— START OF RECORDS SHOWN —

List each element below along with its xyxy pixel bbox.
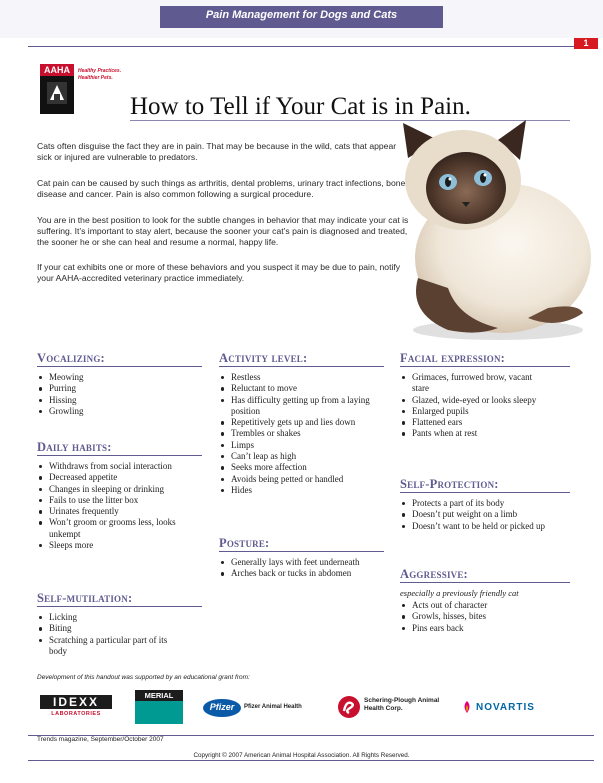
list-item: Biting xyxy=(36,623,186,634)
section-title-vocalizing: Vocalizing: xyxy=(37,351,105,365)
section-title-aggressive: Aggressive: xyxy=(400,567,468,581)
aggressive-note: especially a previously friendly cat xyxy=(400,588,519,598)
list-item: Reluctant to move xyxy=(218,383,378,394)
novartis-logo-text: NOVARTIS xyxy=(476,702,535,713)
header-banner-title: Pain Management for Dogs and Cats xyxy=(205,9,398,21)
section-rule xyxy=(37,606,202,607)
intro-paragraph-2: Cat pain can be caused by such things as arthritis, dental problems, urinary tract infections, bone disease and cancer. Pain is also common following a surgical procedure. xyxy=(37,178,406,199)
list-item: Doesn’t want to be held or picked up xyxy=(399,521,564,532)
list-item: Withdraws from social interaction xyxy=(36,461,196,472)
list-self-mutilation xyxy=(36,612,186,657)
novartis-flame-icon xyxy=(460,700,474,714)
page-title: How to Tell if Your Cat is in Pain. xyxy=(130,93,471,120)
pfizer-logo-text: Pfizer xyxy=(209,702,235,712)
copyright: Copyright © 2007 American Animal Hospital Association. All Rights Reserved. xyxy=(193,752,410,759)
list-item: Flattened ears xyxy=(399,417,549,428)
section-rule xyxy=(37,366,202,367)
list-item: Growling xyxy=(36,406,206,417)
section-title-daily-habits: Daily habits: xyxy=(37,440,112,454)
idexx-logo-sub: LABORATORIES xyxy=(51,711,101,717)
merial-logo-text: MERIAL xyxy=(144,691,174,700)
list-item: Scratching a particular part of its body xyxy=(36,635,186,658)
list-item: Repetitively gets up and lies down xyxy=(218,417,378,428)
list-item: Fails to use the litter box xyxy=(36,495,196,506)
list-item: Urinates frequently xyxy=(36,506,196,517)
intro-paragraph-3: You are in the best position to look for the subtle changes in behavior that may indicate your cat is suffering. It’s important to stay alert, because the sooner your cat’s pain is diagnosed and treated, the sooner he or she can heal and resume a normal, happy life. xyxy=(37,215,409,247)
list-item: Doesn’t put weight on a limb xyxy=(399,509,564,520)
cat-photo xyxy=(378,118,598,343)
section-rule xyxy=(400,492,570,493)
list-item: Pins ears back xyxy=(399,623,549,634)
section-title-self-mutilation: Self-mutilation: xyxy=(37,591,133,605)
footer-rule-bottom xyxy=(28,760,594,761)
list-self-protection xyxy=(399,498,564,532)
list-item: Enlarged pupils xyxy=(399,406,549,417)
pfizer-name: Pfizer Animal Health xyxy=(244,704,302,710)
aaha-tagline: Healthy Practices. Healthier Pets. xyxy=(78,68,122,81)
page-number: 1 xyxy=(574,38,598,49)
list-item: Trembles or shakes xyxy=(218,428,378,439)
sponsor-note: Development of this handout was supported by an educational grant from: xyxy=(37,674,250,681)
list-item: Can’t leap as high xyxy=(218,451,378,462)
idexx-logo-text: IDEXX xyxy=(52,695,99,709)
intro-paragraph-1: Cats often disguise the fact they are in pain. That may be because in the wild, cats that appear sick or injured are vulnerable to predators. xyxy=(37,141,397,162)
list-item: Won’t groom or grooms less, looks unkempt xyxy=(36,517,196,540)
list-item: Decreased appetite xyxy=(36,472,196,483)
list-facial-expression xyxy=(399,372,549,440)
intro-paragraph-4: If your cat exhibits one or more of these behaviors and you suspect it may be due to pain, notify your AAHA-accredited veterinary practice immediately. xyxy=(37,262,401,283)
aaha-logo-text: AAHA xyxy=(44,65,70,75)
section-title-facial-expression: Facial expression: xyxy=(400,351,506,365)
schering-plough-name: Schering-Plough Animal Health Corp. xyxy=(364,697,440,712)
section-rule xyxy=(400,366,570,367)
list-item: Avoids being petted or handled xyxy=(218,474,378,485)
list-item: Pants when at rest xyxy=(399,428,549,439)
list-daily-habits xyxy=(36,461,196,551)
list-aggressive xyxy=(399,600,549,634)
schering-plough-icon xyxy=(337,695,361,719)
list-item: Protects a part of its body xyxy=(399,498,564,509)
source-citation: Trends magazine, September/October 2007 xyxy=(37,736,164,743)
section-title-activity-level: Activity level: xyxy=(219,351,308,365)
list-item: Purring xyxy=(36,383,206,394)
list-posture xyxy=(218,557,368,580)
list-item: Generally lays with feet underneath xyxy=(218,557,368,568)
list-item: Meowing xyxy=(36,372,206,383)
list-item: Arches back or tucks in abdomen xyxy=(218,568,368,579)
section-rule xyxy=(400,582,570,583)
list-item: Glazed, wide-eyed or looks sleepy xyxy=(399,395,549,406)
list-vocalizing xyxy=(36,372,206,417)
list-item: Has difficulty getting up from a laying position xyxy=(218,395,378,418)
aaha-emblem-icon xyxy=(45,80,69,108)
list-item: Hissing xyxy=(36,395,206,406)
section-title-posture: Posture: xyxy=(219,536,270,550)
section-rule xyxy=(219,551,384,552)
header-rule xyxy=(28,46,594,47)
list-item: Licking xyxy=(36,612,186,623)
list-item: Hides xyxy=(218,485,378,496)
list-item: Limps xyxy=(218,440,378,451)
section-rule xyxy=(219,366,384,367)
list-item: Acts out of character xyxy=(399,600,549,611)
list-item: Changes in sleeping or drinking xyxy=(36,484,196,495)
section-title-self-protection: Self-Protection: xyxy=(400,477,499,491)
section-rule xyxy=(37,455,202,456)
list-item: Grimaces, furrowed brow, vacant stare xyxy=(399,372,549,395)
list-item: Seeks more affection xyxy=(218,462,378,473)
list-activity-level xyxy=(218,372,378,496)
list-item: Sleeps more xyxy=(36,540,196,551)
list-item: Restless xyxy=(218,372,378,383)
list-item: Growls, hisses, bites xyxy=(399,611,549,622)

— END OF RECORDS SHOWN —

OBJECTIVE >> Could you express the rows above as a numbered list, starting at the line that has "list-item: Biting xyxy=(36,623,186,634)" and stopping after the line that has "novartis-logo-text: NOVARTIS xyxy=(476,702,535,713)", with any blank lines left out?

PROBLEM SOLUTION >>
1. list-item: Biting xyxy=(36,623,186,634)
2. section-title-vocalizing: Vocalizing: xyxy=(37,351,105,365)
3. section-title-aggressive: Aggressive: xyxy=(400,567,468,581)
4. aggressive-note: especially a previously friendly cat xyxy=(400,588,519,598)
5. list-item: Reluctant to move xyxy=(218,383,378,394)
6. novartis-logo-text: NOVARTIS xyxy=(476,702,535,713)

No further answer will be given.